#### What you will do
Only the pictures stay out; every record is to be quoted exactly.

#### Extracted records
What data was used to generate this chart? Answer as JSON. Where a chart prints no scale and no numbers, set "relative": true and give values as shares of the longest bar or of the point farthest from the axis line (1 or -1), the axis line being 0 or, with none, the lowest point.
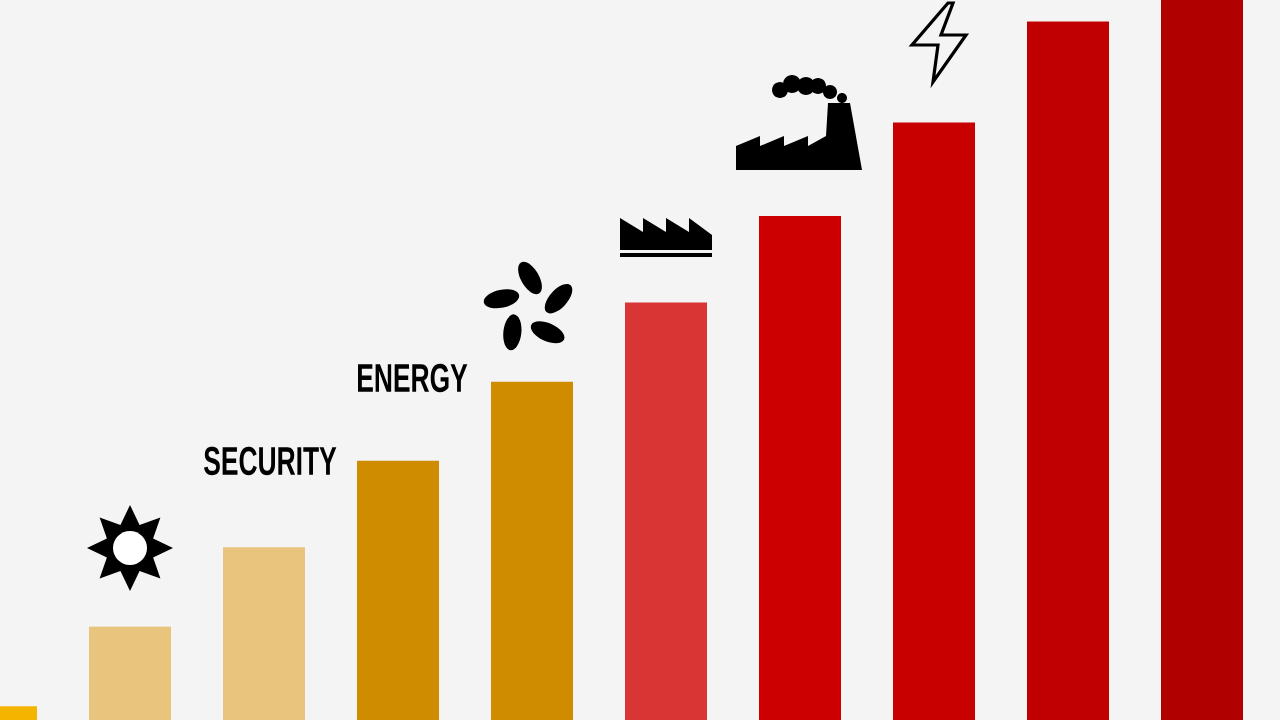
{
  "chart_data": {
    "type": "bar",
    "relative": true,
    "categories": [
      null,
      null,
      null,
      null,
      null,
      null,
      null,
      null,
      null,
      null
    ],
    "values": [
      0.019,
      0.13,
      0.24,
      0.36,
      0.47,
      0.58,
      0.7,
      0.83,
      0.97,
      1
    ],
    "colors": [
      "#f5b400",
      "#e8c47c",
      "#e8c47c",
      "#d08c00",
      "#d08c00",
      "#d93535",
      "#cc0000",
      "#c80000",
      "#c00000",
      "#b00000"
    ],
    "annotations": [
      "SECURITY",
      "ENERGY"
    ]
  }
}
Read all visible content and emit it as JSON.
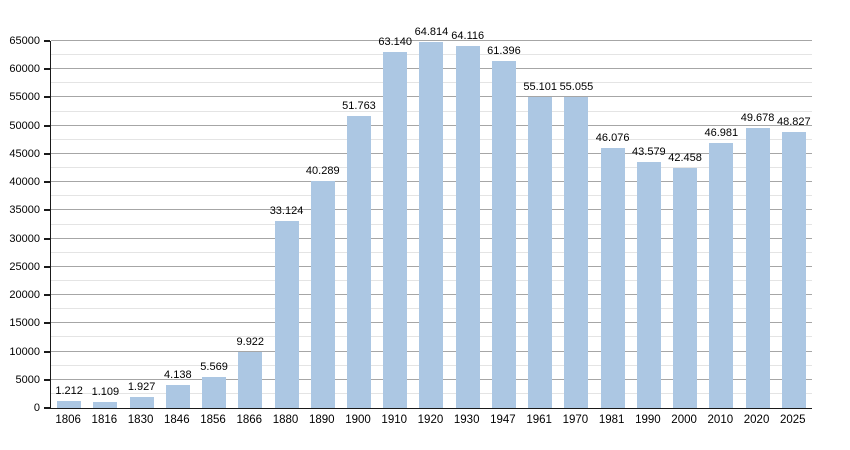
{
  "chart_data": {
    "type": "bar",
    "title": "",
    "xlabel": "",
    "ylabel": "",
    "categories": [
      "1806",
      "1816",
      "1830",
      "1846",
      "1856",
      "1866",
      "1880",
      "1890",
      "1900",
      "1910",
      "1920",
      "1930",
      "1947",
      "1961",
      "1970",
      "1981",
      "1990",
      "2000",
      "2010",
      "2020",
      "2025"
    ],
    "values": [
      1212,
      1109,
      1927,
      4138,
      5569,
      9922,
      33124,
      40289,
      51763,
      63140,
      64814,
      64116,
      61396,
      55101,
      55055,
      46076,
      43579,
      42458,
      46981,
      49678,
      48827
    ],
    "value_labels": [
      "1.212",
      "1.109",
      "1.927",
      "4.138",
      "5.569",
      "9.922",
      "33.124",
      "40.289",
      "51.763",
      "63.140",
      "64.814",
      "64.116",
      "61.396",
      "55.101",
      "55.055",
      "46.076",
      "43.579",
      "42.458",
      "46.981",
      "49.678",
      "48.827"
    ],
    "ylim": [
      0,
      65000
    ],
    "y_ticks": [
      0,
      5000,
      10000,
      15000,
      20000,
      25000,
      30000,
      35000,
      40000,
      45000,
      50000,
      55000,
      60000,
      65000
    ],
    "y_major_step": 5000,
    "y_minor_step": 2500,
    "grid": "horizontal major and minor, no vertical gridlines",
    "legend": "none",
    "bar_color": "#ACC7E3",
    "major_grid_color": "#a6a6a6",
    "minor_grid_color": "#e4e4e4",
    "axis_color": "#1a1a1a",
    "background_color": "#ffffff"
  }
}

#### Final answer
What data was used to generate this chart? Answer as JSON. Where a chart prints no scale and no numbers, set "relative": true and give values as shares of the longest bar or of the point farthest from the axis line (1 or -1), the axis line being 0 or, with none, the lowest point.
{
  "chart_data": {
    "type": "bar",
    "relative": true,
    "categories": [
      null,
      null,
      null,
      null,
      null,
      null,
      null,
      null,
      null,
      null
    ],
    "values": [
      0.019,
      0.13,
      0.24,
      0.36,
      0.47,
      0.58,
      0.7,
      0.83,
      0.97,
      1
    ],
    "colors": [
      "#f5b400",
      "#e8c47c",
      "#e8c47c",
      "#d08c00",
      "#d08c00",
      "#d93535",
      "#cc0000",
      "#c80000",
      "#c00000",
      "#b00000"
    ],
    "annotations": [
      "SECURITY",
      "ENERGY"
    ]
  }
}
Read all visible content and emit it as JSON.
{
  "chart_data": {
    "type": "bar",
    "title": "",
    "xlabel": "",
    "ylabel": "",
    "categories": [
      "1806",
      "1816",
      "1830",
      "1846",
      "1856",
      "1866",
      "1880",
      "1890",
      "1900",
      "1910",
      "1920",
      "1930",
      "1947",
      "1961",
      "1970",
      "1981",
      "1990",
      "2000",
      "2010",
      "2020",
      "2025"
    ],
    "values": [
      1212,
      1109,
      1927,
      4138,
      5569,
      9922,
      33124,
      40289,
      51763,
      63140,
      64814,
      64116,
      61396,
      55101,
      55055,
      46076,
      43579,
      42458,
      46981,
      49678,
      48827
    ],
    "value_labels": [
      "1.212",
      "1.109",
      "1.927",
      "4.138",
      "5.569",
      "9.922",
      "33.124",
      "40.289",
      "51.763",
      "63.140",
      "64.814",
      "64.116",
      "61.396",
      "55.101",
      "55.055",
      "46.076",
      "43.579",
      "42.458",
      "46.981",
      "49.678",
      "48.827"
    ],
    "ylim": [
      0,
      65000
    ],
    "y_ticks": [
      0,
      5000,
      10000,
      15000,
      20000,
      25000,
      30000,
      35000,
      40000,
      45000,
      50000,
      55000,
      60000,
      65000
    ],
    "y_major_step": 5000,
    "y_minor_step": 2500,
    "grid": "horizontal major and minor, no vertical gridlines",
    "legend": "none",
    "bar_color": "#ACC7E3",
    "major_grid_color": "#a6a6a6",
    "minor_grid_color": "#e4e4e4",
    "axis_color": "#1a1a1a",
    "background_color": "#ffffff"
  }
}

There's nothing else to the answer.